▶ _Short exercise_
Whenever a line contains the string "Palais", copy it out of the entries.

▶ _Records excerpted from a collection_
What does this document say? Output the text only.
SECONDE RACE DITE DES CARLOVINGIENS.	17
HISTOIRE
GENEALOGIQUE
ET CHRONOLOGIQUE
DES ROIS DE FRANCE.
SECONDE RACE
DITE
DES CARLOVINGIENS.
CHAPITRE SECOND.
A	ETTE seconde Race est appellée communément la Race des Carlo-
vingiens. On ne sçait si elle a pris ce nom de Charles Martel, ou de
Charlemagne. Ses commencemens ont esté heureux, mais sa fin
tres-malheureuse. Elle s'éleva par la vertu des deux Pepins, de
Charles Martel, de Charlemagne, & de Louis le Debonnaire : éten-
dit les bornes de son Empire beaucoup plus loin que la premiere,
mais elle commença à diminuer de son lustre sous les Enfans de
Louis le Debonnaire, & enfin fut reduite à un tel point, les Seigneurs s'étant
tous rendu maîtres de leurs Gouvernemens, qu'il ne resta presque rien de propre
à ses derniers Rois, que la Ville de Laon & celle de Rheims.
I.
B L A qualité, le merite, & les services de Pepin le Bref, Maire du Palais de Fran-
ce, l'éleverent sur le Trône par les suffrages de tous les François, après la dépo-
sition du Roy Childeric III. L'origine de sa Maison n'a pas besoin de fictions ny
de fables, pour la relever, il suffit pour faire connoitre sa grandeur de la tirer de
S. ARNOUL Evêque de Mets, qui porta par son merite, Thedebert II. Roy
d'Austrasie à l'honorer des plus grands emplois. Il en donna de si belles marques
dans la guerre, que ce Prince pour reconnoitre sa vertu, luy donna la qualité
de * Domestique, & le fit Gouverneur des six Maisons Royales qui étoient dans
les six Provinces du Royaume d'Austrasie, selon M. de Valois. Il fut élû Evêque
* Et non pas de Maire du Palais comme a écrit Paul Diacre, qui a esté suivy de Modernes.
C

▶ _Expected answer_
B L A qualité, le merite, & les services de Pepin le Bref, Maire du Palais de Fran-
* Et non pas de Maire du Palais comme a écrit Paul Diacre, qui a esté suivy de Modernes.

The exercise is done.